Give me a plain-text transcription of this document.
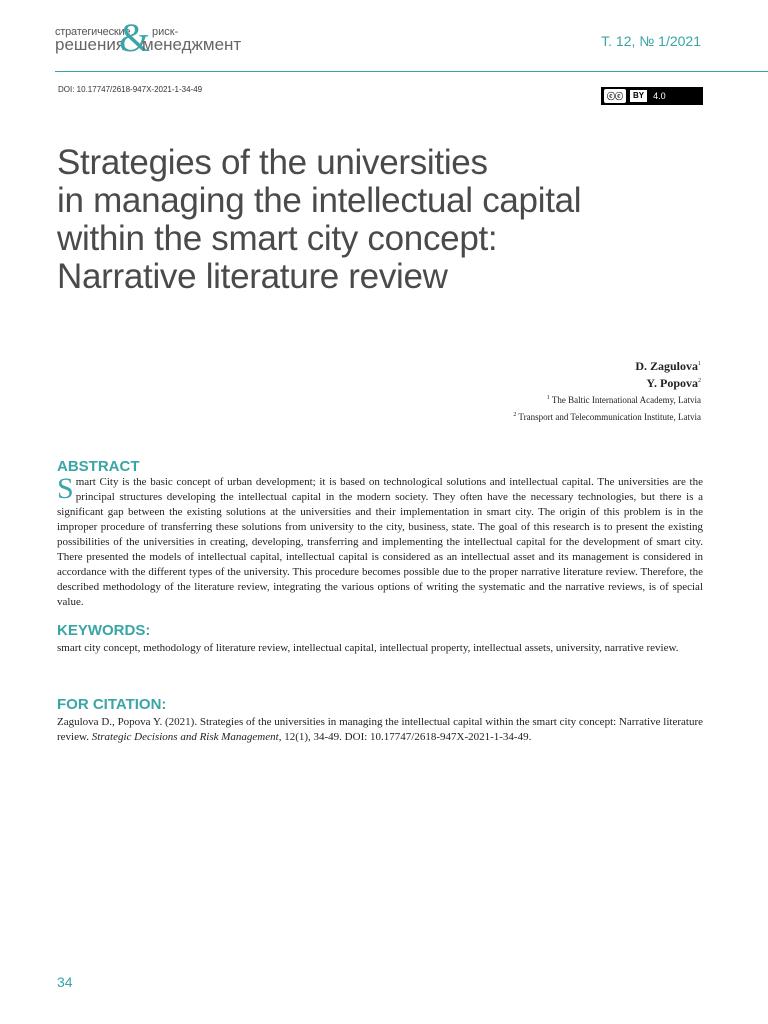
стратегические риск-
решения
&
менеджмент	Т. 12, № 1/2021
DOI: 10.17747/2618-947X-2021-1-34-49
ⓒⓒ	BY	4.0
Strategies of the universities
in managing the intellectual capital
within the smart city concept:
Narrative literature review
D. Zagulova$^1$
Y. Popova$^2$
$^1$ The Baltic International Academy, Latvia
$^2$ Transport and Telecommunication Institute, Latvia
ABSTRACT

Smart City is the basic concept of urban development; it is based on technological solutions and intellectual capital. The universities are the principal structures developing the intellectual capital in the modern society. They often have the necessary technologies, but there is a significant gap between the existing solutions at the universities and their implementation in smart city. The origin of this problem is in the improper procedure of transferring these solutions from university to the city, business, state. The goal of this research is to present the existing possibilities of the universities in creating, developing, transferring and implementing the intellectual capital for the development of smart city. There presented the models of intellectual capital, intellectual capital is considered as an intellectual asset and its management is considered in accordance with the different types of the university. This procedure becomes possible due to the proper narrative literature review. Therefore, the described methodology of the literature review, integrating the various options of writing the systematic and the narrative reviews, is of special value.

KEYWORDS:

smart city concept, methodology of literature review, intellectual capital, intellectual property, intellectual assets, university, narrative review.

FOR CITATION:

Zagulova D., Popova Y. (2021). Strategies of the universities in managing the intellectual capital within the smart city concept: Narrative literature review. Strategic Decisions and Risk Management, 12(1), 34-49. DOI: 10.17747/2618-947X-2021-1-34-49.

34
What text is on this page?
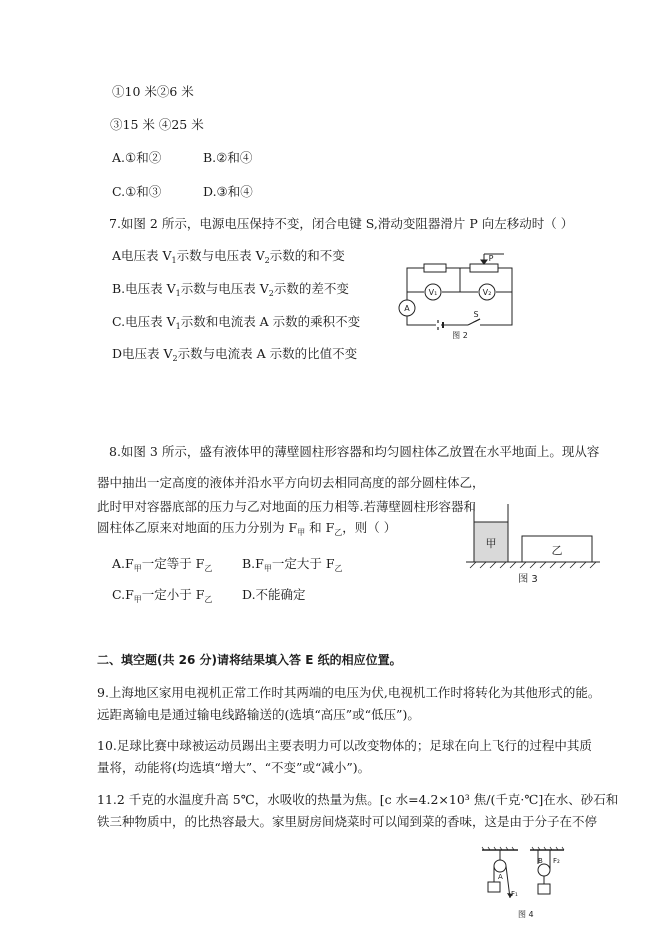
①10 米②6 米
③15 米 ④25 米
A.①和②	B.②和④
C.①和③	D.③和④
7.如图 2 所示，电源电压保持不变，闭合电键 S,滑动变阻器滑片 P 向左移动时（ ）
A电压表 $V_1$示数与电压表 $V_2$示数的和不变
B.电压表 $V_1$示数与电压表 $V_2$示数的差不变
C.电压表 $V_1$示数和电流表 A 示数的乘积不变
D电压表 $V_2$示数与电流表 A 示数的比值不变
V₁	V₂
A
P
S
图 2
8.如图 3 所示，盛有液体甲的薄壁圆柱形容器和均匀圆柱体乙放置在水平地面上。现从容
器中抽出一定高度的液体并沿水平方向切去相同高度的部分圆柱体乙，
此时甲对容器底部的压力与乙对地面的压力相等.若薄壁圆柱形容器和
圆柱体乙原来对地面的压力分别为 $F_甲$ 和 $F_乙$，则（ ）
$A.F_甲$一定等于 $F_乙$ $B.F_甲$一定大于 $F_乙$
$C.F_甲$一定小于 $F_乙$ D.不能确定
甲
乙
图 3
二、填空题(共 26 分)请将结果填入答 E 纸的相应位置。
9.上海地区家用电视机正常工作时其两端的电压为伏,电视机工作时将转化为其他形式的能。
远距离输电是通过输电线路输送的(选填“高压”或“低压”)。
10.足球比赛中球被运动员踢出主要表明力可以改变物体的；足球在向上飞行的过程中其质
量将，动能将(均选填“增大”、“不变”或“减小”)。
11.2 千克的水温度升高 5℃，水吸收的热量为焦。[c 水=4.2×10³ 焦/(千克·℃]在水、砂石和
铁三种物质中，的比热容最大。家里厨房间烧菜时可以闻到菜的香味，这是由于分子在不停
A
B
F₁
F₂
图 4
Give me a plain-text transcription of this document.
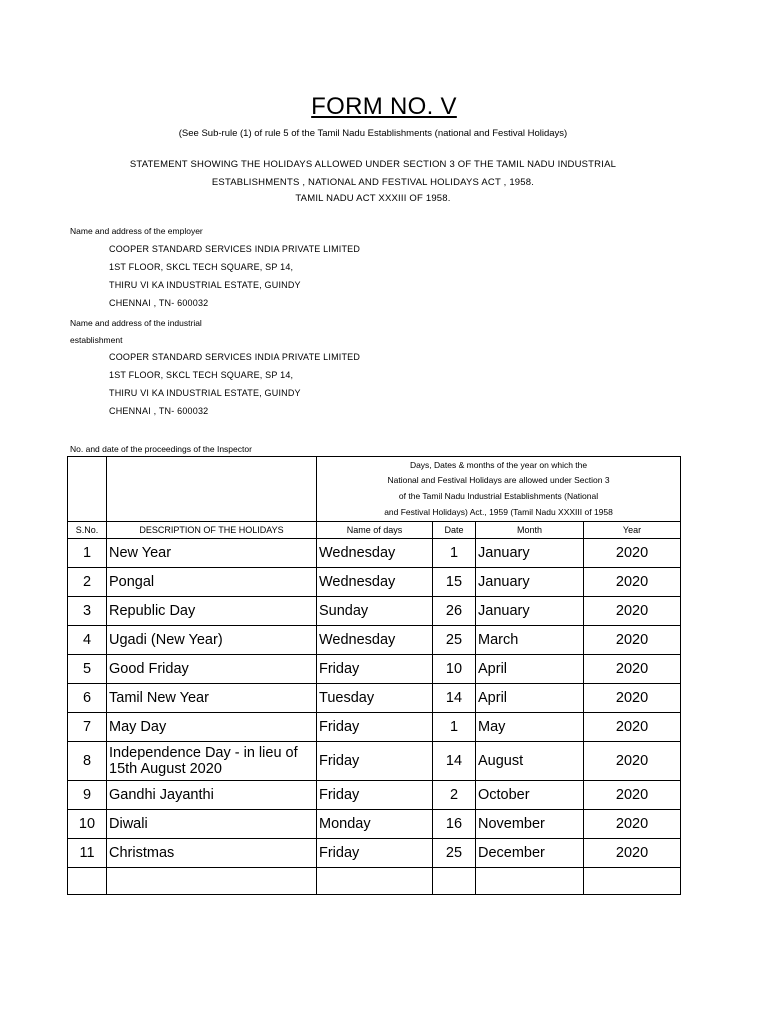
FORM NO. V
(See Sub-rule (1) of rule 5 of the Tamil Nadu Establishments (national and Festival Holidays)
STATEMENT SHOWING THE HOLIDAYS ALLOWED UNDER SECTION 3 OF THE TAMIL NADU INDUSTRIAL
ESTABLISHMENTS , NATIONAL AND FESTIVAL HOLIDAYS ACT , 1958.
TAMIL NADU ACT XXXIII OF 1958.
Name and address of the employer
COOPER STANDARD SERVICES INDIA PRIVATE LIMITED
1ST FLOOR, SKCL TECH SQUARE, SP 14,
THIRU VI KA INDUSTRIAL ESTATE, GUINDY
CHENNAI , TN- 600032
Name and address of the industrial
establishment
COOPER STANDARD SERVICES INDIA PRIVATE LIMITED
1ST FLOOR, SKCL TECH SQUARE, SP 14,
THIRU VI KA INDUSTRIAL ESTATE, GUINDY
CHENNAI , TN- 600032
No. and date of the proceedings of the Inspector

		Days, Dates & months of the year on which the
National and Festival Holidays are allowed under Section 3
of the Tamil Nadu Industrial Establishments (National
and Festival Holidays) Act., 1959 (Tamil Nadu XXXIII of 1958			

S.No.	DESCRIPTION OF THE HOLIDAYS	Name of days	Date	Month	Year
1	New Year	Wednesday	1	January	2020
2	Pongal	Wednesday	15	January	2020
3	Republic Day	Sunday	26	January	2020
4	Ugadi (New Year)	Wednesday	25	March	2020
5	Good Friday	Friday	10	April	2020
6	Tamil New Year	Tuesday	14	April	2020
7	May Day	Friday	1	May	2020
8	Independence Day - in lieu of 15th August 2020	Friday	14	August	2020
9	Gandhi Jayanthi	Friday	2	October	2020
10	Diwali	Monday	16	November	2020
11	Christmas	Friday	25	December	2020
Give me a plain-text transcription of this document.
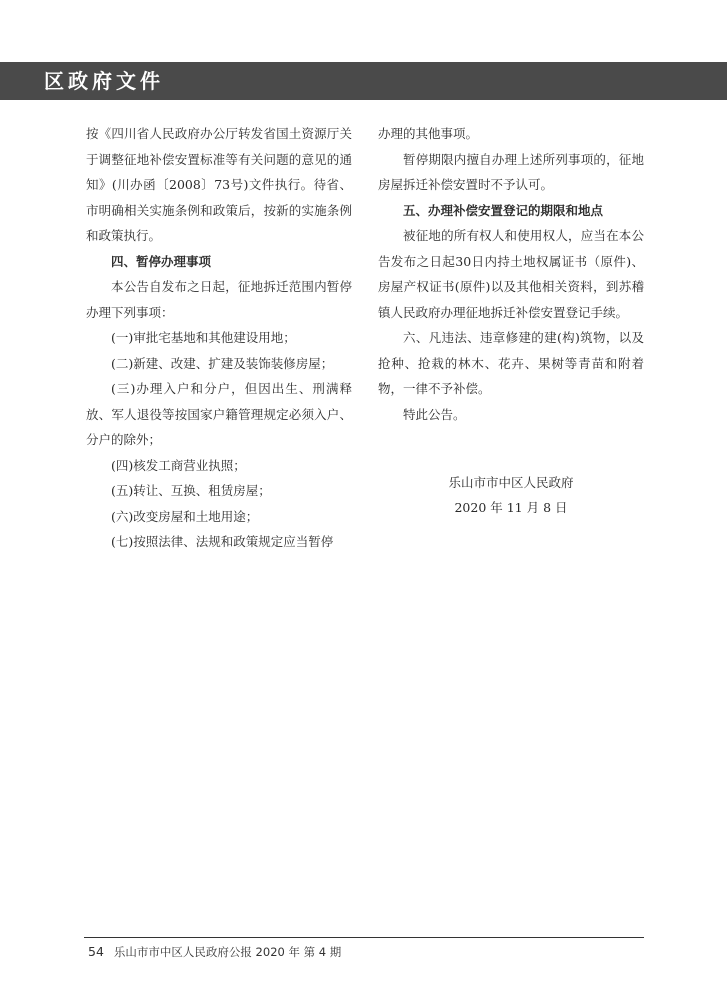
区政府文件

按《四川省人民政府办公厅转发省国土资源厅关于调整征地补偿安置标准等有关问题的意见的通知》(川办函〔2008〕73号)文件执行。待省、市明确相关实施条例和政策后，按新的实施条例和政策执行。

四、暂停办理事项

本公告自发布之日起，征地拆迁范围内暂停办理下列事项：

(一)审批宅基地和其他建设用地；

(二)新建、改建、扩建及装饰装修房屋；

(三)办理入户和分户，但因出生、刑满释放、军人退役等按国家户籍管理规定必须入户、分户的除外；

(四)核发工商营业执照；

(五)转让、互换、租赁房屋；

(六)改变房屋和土地用途；

(七)按照法律、法规和政策规定应当暂停

办理的其他事项。

暂停期限内擅自办理上述所列事项的，征地房屋拆迁补偿安置时不予认可。

五、办理补偿安置登记的期限和地点

被征地的所有权人和使用权人，应当在本公告发布之日起30日内持土地权属证书（原件)、房屋产权证书(原件)以及其他相关资料，到苏稽镇人民政府办理征地拆迁补偿安置登记手续。

六、凡违法、违章修建的建(构)筑物，以及抢种、抢栽的林木、花卉、果树等青苗和附着物，一律不予补偿。

特此公告。

乐山市市中区人民政府
2020 年 11 月 8 日
54 乐山市市中区人民政府公报 2020 年 第 4 期
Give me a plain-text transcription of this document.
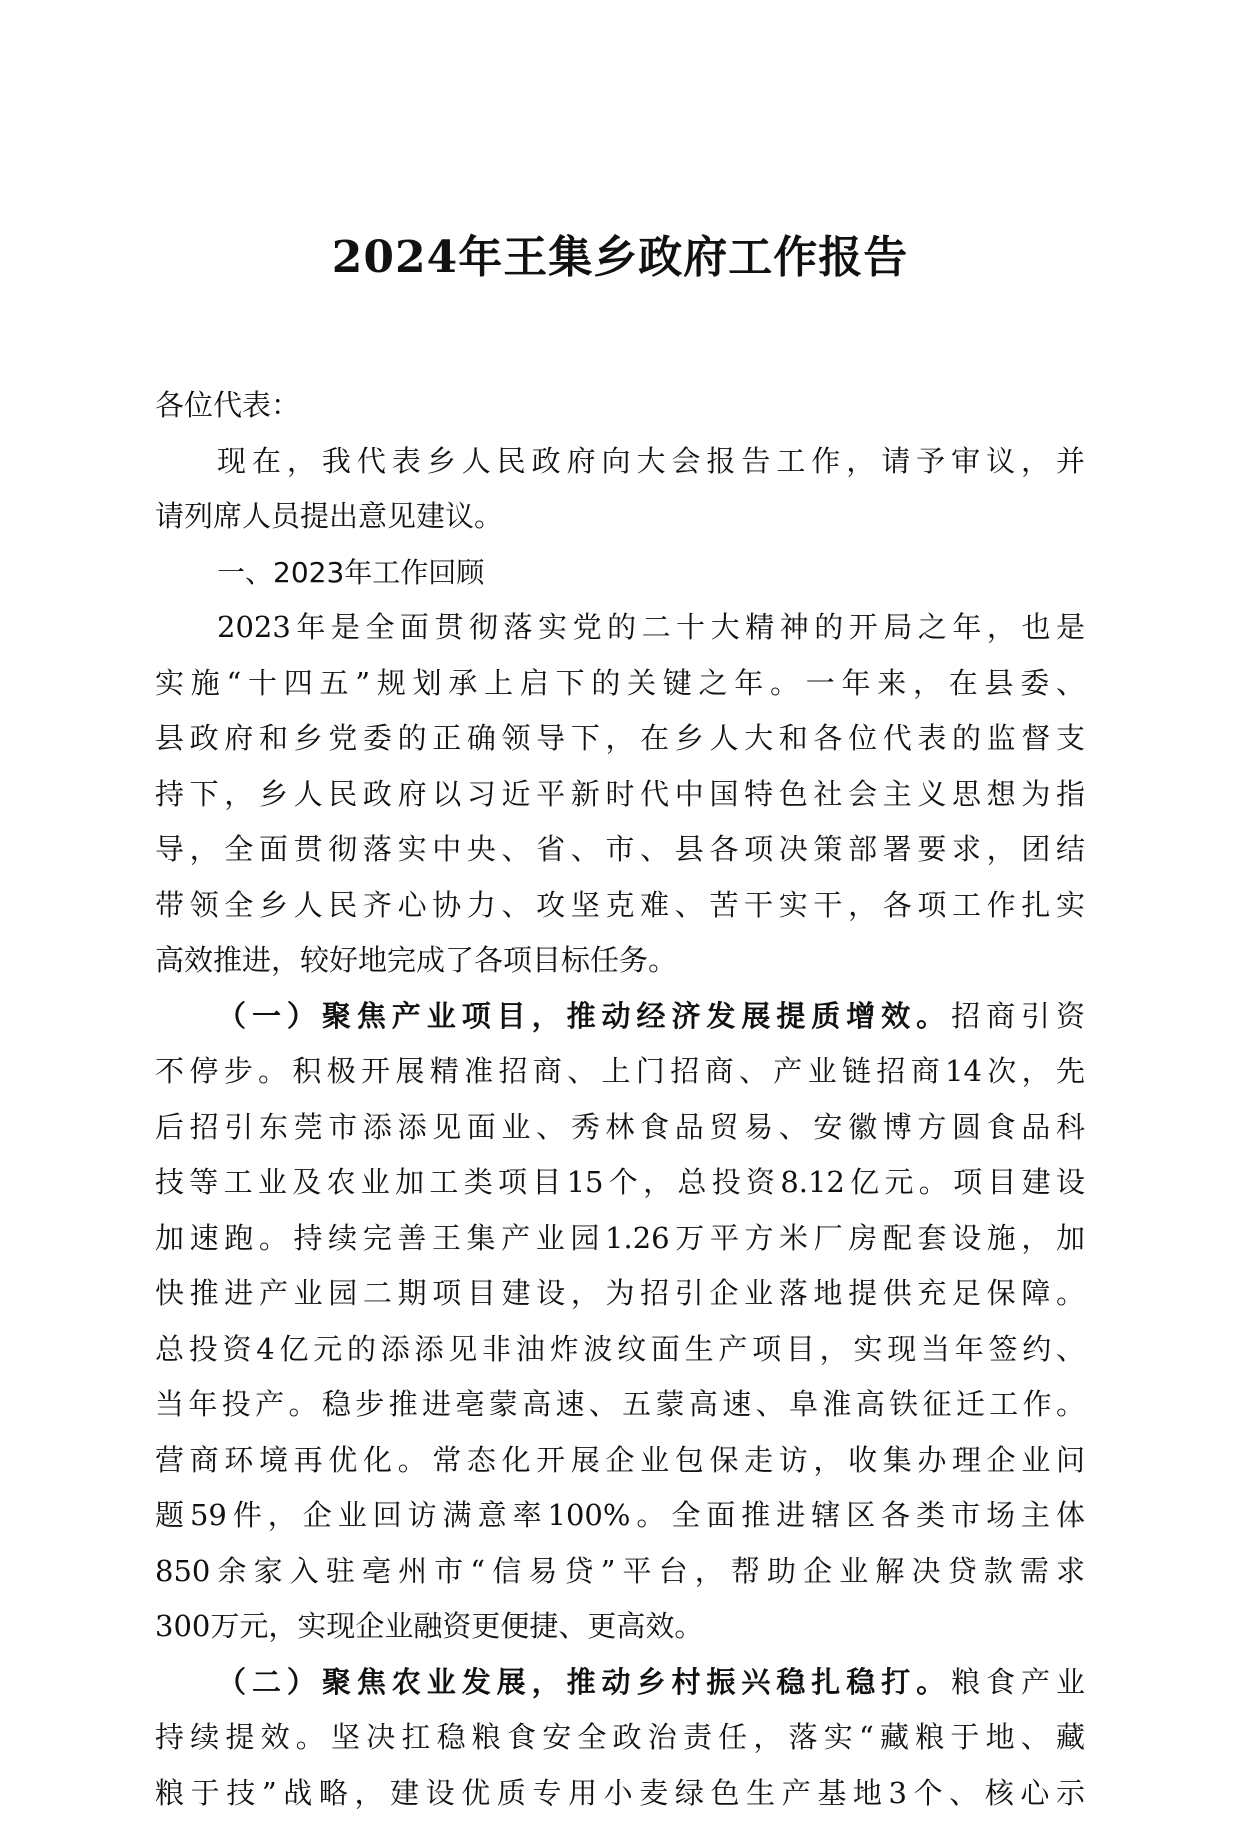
2024年王集乡政府工作报告
各位代表：
现在，我代表乡人民政府向大会报告工作，请予审议，并
请列席人员提出意见建议。
一、2023年工作回顾
2023年是全面贯彻落实党的二十大精神的开局之年，也是
实施“十四五”规划承上启下的关键之年。一年来，在县委、
县政府和乡党委的正确领导下，在乡人大和各位代表的监督支
持下，乡人民政府以习近平新时代中国特色社会主义思想为指
导，全面贯彻落实中央、省、市、县各项决策部署要求，团结
带领全乡人民齐心协力、攻坚克难、苦干实干，各项工作扎实
高效推进，较好地完成了各项目标任务。
（一）聚焦产业项目，推动经济发展提质增效。招商引资
不停步。积极开展精准招商、上门招商、产业链招商14次，先
后招引东莞市添添见面业、秀林食品贸易、安徽博方圆食品科
技等工业及农业加工类项目15个，总投资8.12亿元。项目建设
加速跑。持续完善王集产业园1.26万平方米厂房配套设施，加
快推进产业园二期项目建设，为招引企业落地提供充足保障。
总投资4亿元的添添见非油炸波纹面生产项目，实现当年签约、
当年投产。稳步推进亳蒙高速、五蒙高速、阜淮高铁征迁工作。
营商环境再优化。常态化开展企业包保走访，收集办理企业问
题59件，企业回访满意率100%。全面推进辖区各类市场主体
850余家入驻亳州市“信易贷”平台，帮助企业解决贷款需求
300万元，实现企业融资更便捷、更高效。
（二）聚焦农业发展，推动乡村振兴稳扎稳打。粮食产业
持续提效。坚决扛稳粮食安全政治责任，落实“藏粮于地、藏
粮于技”战略，建设优质专用小麦绿色生产基地3个、核心示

→ **Given task**:
Answer only with how many lines in the records include "XXXIII".

→ **Complete answer**:
2